TASK INPUT:
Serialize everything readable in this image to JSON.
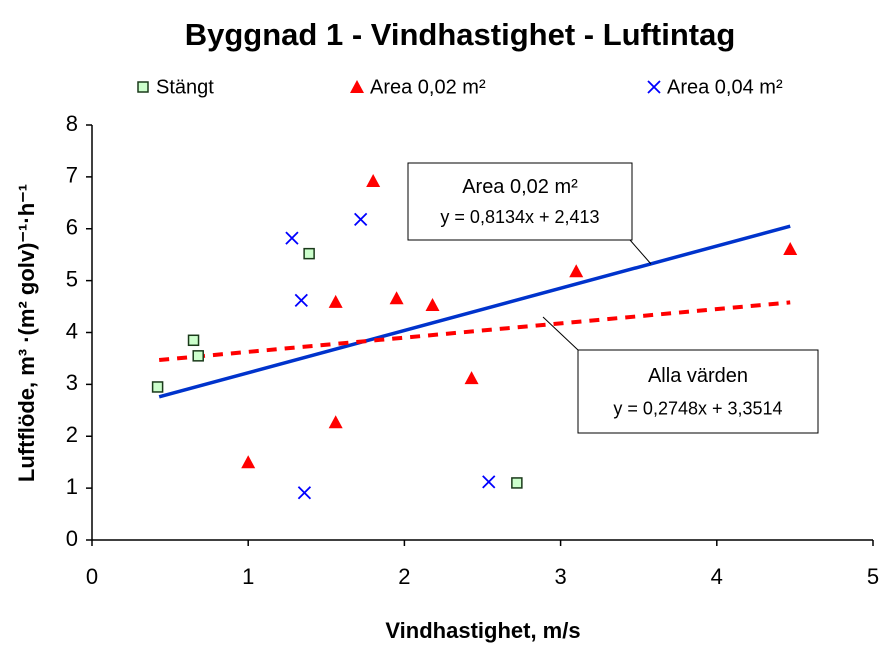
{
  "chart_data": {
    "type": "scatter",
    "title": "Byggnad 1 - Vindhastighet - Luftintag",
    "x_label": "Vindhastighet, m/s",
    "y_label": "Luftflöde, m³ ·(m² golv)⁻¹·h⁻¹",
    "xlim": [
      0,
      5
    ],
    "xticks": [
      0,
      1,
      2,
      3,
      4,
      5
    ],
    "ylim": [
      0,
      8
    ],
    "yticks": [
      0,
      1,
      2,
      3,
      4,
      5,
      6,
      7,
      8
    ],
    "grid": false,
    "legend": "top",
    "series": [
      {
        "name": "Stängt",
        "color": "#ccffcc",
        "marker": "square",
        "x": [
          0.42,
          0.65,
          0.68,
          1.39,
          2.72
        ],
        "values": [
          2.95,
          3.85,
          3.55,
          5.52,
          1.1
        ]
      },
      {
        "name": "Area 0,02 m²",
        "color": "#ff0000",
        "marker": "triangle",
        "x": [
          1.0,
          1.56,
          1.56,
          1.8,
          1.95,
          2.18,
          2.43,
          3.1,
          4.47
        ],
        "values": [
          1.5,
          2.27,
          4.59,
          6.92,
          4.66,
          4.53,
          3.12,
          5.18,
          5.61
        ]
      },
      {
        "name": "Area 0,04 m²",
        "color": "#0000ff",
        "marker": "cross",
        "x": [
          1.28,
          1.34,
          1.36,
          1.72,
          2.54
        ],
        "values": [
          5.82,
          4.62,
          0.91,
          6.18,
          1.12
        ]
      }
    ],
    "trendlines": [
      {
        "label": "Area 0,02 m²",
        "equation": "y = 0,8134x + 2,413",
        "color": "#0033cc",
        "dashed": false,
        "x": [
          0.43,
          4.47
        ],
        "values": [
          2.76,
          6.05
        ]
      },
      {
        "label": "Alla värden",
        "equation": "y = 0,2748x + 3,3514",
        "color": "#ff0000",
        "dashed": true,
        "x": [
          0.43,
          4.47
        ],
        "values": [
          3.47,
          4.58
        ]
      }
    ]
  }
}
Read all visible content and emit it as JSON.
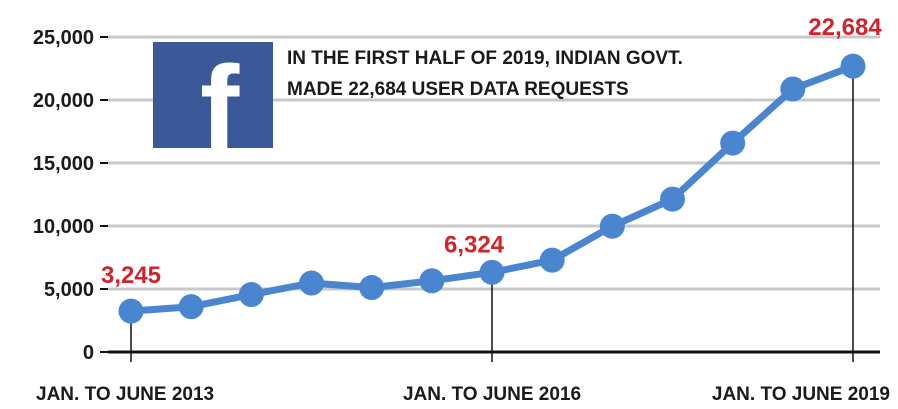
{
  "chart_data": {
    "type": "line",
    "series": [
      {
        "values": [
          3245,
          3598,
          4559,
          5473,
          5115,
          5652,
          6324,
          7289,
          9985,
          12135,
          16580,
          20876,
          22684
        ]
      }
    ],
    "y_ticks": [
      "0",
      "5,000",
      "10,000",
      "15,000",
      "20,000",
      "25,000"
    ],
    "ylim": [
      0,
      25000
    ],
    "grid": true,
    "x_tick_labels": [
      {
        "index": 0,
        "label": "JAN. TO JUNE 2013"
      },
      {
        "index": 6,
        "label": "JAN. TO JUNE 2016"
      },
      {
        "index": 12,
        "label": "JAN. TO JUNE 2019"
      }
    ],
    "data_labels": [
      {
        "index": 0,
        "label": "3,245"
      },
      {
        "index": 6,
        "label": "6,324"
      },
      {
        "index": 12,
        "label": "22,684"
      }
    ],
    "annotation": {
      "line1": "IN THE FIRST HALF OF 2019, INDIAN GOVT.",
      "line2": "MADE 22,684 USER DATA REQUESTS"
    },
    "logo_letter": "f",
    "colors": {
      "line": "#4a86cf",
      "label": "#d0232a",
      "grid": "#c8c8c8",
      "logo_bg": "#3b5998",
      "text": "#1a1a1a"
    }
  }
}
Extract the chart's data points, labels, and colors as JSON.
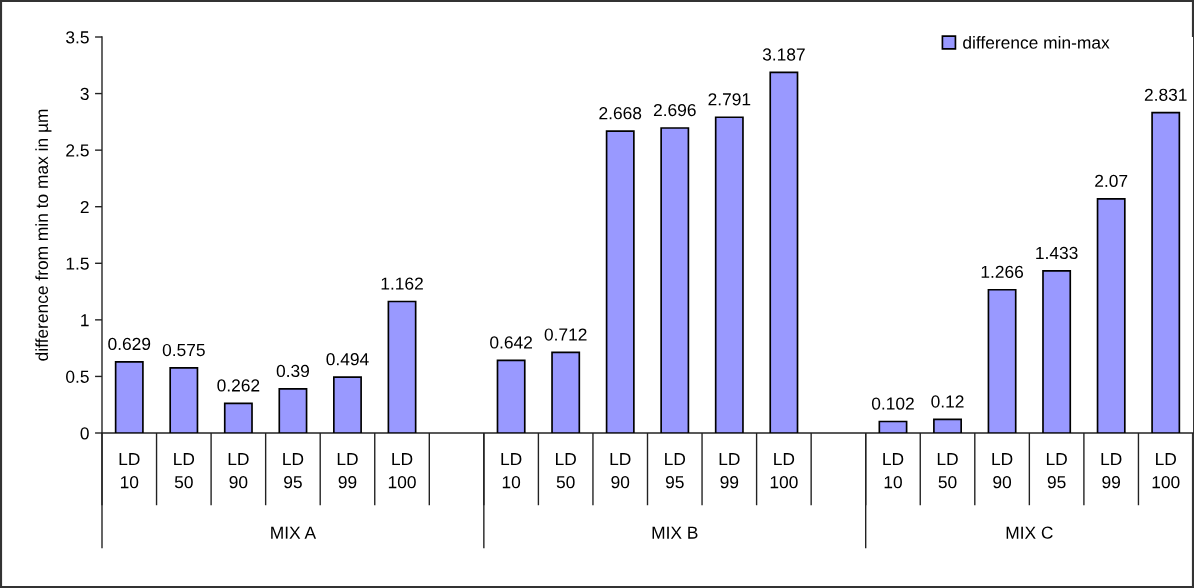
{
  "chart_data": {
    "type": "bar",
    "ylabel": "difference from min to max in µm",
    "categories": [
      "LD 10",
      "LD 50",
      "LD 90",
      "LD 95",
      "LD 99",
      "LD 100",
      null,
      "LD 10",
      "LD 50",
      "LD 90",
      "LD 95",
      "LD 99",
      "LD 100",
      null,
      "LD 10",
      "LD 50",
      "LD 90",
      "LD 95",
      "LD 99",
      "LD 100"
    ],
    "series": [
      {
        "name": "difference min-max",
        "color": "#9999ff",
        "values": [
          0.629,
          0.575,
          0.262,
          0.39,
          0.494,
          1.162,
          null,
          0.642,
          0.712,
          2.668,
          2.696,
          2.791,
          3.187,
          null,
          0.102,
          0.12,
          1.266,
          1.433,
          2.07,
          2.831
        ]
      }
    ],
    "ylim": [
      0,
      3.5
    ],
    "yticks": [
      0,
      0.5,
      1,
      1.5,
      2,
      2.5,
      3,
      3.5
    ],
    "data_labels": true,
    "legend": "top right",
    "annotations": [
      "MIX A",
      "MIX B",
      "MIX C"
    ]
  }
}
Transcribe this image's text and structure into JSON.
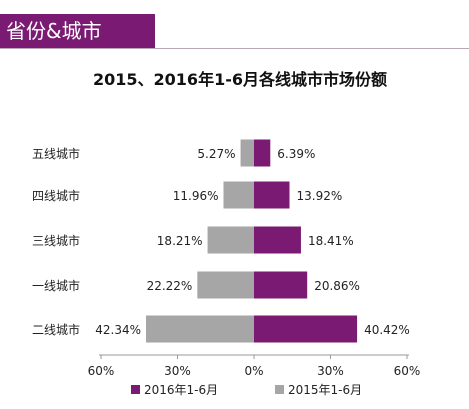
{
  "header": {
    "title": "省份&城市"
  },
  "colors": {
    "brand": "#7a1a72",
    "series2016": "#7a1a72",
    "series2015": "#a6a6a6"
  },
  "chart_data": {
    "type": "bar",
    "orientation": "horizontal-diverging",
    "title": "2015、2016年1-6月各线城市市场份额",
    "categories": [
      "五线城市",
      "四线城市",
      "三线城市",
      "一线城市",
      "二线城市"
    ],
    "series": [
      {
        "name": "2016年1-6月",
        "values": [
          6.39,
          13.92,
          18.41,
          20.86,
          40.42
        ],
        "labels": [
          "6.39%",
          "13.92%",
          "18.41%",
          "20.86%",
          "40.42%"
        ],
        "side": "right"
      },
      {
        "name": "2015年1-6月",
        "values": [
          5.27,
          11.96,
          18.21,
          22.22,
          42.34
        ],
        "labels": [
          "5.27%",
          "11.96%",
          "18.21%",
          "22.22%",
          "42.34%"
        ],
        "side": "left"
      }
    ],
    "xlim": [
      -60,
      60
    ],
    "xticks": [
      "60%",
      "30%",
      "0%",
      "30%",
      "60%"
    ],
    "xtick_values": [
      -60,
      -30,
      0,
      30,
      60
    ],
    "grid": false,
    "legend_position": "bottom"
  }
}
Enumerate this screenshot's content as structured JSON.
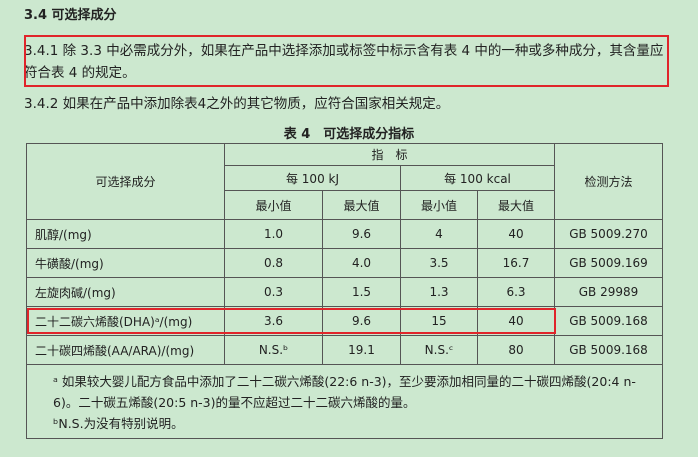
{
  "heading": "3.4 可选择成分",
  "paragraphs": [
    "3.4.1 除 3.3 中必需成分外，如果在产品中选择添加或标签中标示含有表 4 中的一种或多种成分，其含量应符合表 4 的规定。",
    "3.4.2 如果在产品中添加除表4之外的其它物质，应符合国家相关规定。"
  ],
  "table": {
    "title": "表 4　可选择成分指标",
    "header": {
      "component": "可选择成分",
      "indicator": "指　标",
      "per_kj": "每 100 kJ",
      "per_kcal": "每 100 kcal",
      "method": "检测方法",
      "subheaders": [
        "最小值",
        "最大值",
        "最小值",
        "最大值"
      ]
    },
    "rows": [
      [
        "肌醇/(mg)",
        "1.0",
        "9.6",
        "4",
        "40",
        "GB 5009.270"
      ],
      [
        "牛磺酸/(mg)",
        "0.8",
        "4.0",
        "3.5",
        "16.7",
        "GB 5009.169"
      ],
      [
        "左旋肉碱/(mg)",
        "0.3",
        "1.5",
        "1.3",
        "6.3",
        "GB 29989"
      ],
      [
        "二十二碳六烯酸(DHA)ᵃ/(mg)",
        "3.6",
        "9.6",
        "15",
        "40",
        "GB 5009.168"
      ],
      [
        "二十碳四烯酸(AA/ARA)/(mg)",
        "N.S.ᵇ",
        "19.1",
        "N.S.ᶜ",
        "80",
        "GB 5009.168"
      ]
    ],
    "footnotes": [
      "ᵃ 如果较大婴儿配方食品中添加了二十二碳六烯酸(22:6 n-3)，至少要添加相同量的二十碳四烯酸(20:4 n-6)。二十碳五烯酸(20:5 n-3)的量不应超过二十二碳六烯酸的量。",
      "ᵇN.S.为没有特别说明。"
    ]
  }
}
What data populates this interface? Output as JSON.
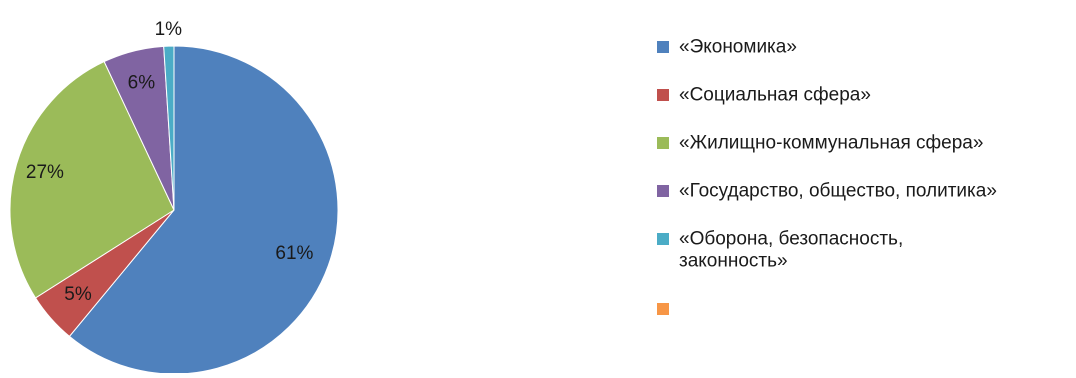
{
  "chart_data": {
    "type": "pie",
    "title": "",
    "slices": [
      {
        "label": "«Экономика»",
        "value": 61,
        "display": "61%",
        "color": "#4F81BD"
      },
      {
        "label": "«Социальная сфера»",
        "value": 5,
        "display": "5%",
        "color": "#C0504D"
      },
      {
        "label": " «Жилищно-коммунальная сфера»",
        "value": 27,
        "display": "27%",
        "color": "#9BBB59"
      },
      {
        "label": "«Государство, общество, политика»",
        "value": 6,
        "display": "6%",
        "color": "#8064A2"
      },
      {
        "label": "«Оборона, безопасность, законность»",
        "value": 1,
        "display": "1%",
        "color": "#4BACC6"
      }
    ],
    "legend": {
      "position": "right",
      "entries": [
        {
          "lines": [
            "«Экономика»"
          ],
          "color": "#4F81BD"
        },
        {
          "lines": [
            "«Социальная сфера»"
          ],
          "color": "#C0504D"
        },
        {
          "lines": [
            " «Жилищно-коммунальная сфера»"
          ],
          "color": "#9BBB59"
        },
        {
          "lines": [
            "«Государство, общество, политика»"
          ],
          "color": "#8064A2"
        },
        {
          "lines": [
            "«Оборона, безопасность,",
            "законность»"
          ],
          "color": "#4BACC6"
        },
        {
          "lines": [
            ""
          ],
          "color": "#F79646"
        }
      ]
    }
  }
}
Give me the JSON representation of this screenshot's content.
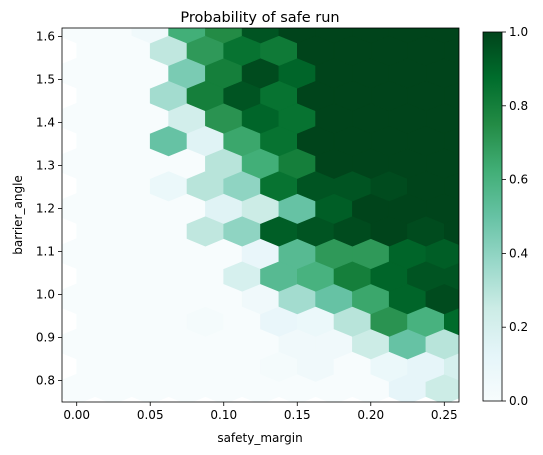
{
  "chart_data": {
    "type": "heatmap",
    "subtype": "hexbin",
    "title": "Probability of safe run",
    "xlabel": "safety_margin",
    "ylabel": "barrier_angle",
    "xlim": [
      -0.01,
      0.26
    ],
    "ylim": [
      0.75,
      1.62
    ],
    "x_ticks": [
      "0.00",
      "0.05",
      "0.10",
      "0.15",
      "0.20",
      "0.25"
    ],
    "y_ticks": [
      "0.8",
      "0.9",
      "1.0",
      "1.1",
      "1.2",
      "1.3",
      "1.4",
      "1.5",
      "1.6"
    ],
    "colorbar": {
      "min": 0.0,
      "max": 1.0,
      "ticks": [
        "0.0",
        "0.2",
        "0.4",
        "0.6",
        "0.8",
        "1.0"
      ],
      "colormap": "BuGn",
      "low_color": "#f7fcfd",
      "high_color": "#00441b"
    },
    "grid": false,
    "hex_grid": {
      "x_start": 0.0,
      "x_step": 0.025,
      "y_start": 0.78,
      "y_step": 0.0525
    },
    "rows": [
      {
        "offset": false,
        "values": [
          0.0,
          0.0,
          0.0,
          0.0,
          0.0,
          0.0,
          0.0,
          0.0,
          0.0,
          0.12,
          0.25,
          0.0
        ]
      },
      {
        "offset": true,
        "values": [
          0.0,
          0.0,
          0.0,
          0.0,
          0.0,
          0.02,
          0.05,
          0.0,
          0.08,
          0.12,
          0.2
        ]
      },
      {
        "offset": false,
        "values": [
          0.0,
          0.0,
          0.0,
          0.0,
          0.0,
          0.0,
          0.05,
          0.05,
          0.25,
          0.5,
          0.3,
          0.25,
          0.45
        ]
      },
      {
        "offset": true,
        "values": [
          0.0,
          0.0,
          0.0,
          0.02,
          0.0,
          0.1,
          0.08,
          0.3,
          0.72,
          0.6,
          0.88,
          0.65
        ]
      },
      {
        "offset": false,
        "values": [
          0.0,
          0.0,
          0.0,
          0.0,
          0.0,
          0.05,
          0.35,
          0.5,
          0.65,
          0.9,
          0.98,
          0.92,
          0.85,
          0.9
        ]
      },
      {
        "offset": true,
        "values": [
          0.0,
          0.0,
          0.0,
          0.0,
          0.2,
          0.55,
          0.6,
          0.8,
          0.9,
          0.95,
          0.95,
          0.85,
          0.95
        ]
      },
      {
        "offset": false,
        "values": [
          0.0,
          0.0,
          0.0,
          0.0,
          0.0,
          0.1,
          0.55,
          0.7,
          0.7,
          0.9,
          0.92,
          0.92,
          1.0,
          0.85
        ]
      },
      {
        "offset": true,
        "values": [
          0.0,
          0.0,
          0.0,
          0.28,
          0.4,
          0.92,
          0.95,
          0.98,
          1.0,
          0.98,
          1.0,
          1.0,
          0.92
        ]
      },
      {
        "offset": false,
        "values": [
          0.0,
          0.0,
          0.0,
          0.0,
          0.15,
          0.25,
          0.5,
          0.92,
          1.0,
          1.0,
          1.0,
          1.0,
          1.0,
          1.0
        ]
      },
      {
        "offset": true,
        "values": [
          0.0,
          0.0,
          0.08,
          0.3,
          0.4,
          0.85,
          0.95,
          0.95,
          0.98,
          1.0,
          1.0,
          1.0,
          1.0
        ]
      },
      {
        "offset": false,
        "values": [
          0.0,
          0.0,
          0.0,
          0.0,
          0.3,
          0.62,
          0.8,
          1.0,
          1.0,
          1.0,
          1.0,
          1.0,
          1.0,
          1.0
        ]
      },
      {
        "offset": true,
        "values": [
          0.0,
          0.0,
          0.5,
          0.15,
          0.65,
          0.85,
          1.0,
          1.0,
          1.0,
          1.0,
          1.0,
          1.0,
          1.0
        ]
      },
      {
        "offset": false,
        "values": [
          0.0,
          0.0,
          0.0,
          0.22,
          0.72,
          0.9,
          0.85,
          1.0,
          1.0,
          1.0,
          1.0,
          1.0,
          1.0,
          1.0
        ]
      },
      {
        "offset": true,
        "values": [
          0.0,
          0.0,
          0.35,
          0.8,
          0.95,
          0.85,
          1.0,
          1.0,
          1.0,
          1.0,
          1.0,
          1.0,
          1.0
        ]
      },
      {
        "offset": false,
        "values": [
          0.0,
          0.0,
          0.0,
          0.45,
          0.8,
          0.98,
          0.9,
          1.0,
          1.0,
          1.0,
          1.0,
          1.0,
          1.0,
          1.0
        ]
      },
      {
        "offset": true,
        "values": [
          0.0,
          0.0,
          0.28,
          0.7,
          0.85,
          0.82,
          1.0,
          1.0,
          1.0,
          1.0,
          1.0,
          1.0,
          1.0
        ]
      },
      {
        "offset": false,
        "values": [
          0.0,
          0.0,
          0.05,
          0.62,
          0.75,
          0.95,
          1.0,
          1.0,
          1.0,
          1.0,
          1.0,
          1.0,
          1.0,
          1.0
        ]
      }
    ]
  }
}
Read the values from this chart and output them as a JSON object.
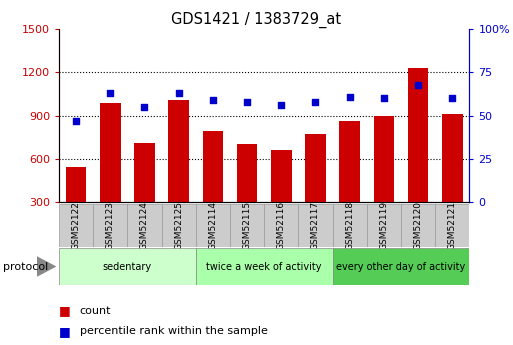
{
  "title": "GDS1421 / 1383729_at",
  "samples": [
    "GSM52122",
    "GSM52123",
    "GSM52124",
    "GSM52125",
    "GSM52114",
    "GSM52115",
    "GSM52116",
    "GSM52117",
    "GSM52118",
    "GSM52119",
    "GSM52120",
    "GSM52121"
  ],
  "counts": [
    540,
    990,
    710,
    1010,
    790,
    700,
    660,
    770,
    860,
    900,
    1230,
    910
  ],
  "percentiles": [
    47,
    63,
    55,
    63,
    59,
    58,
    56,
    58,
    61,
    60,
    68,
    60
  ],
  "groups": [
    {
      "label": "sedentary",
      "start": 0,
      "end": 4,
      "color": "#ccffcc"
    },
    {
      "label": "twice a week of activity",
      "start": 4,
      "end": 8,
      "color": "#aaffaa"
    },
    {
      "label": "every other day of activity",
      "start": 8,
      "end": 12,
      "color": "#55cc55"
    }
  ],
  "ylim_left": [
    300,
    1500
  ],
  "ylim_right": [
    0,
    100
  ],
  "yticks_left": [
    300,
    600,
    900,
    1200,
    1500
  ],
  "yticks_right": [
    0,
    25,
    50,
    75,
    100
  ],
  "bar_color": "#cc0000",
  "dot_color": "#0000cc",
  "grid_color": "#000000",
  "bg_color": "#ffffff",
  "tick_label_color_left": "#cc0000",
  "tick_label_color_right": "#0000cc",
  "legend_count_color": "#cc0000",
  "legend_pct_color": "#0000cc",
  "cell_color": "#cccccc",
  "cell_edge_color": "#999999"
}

GOAL: Each line above that includes "Государство" should be shown.

EXERCISE ANSWER:
        "label": "«Государство, общество, политика»",
            "«Государство, общество, политика»"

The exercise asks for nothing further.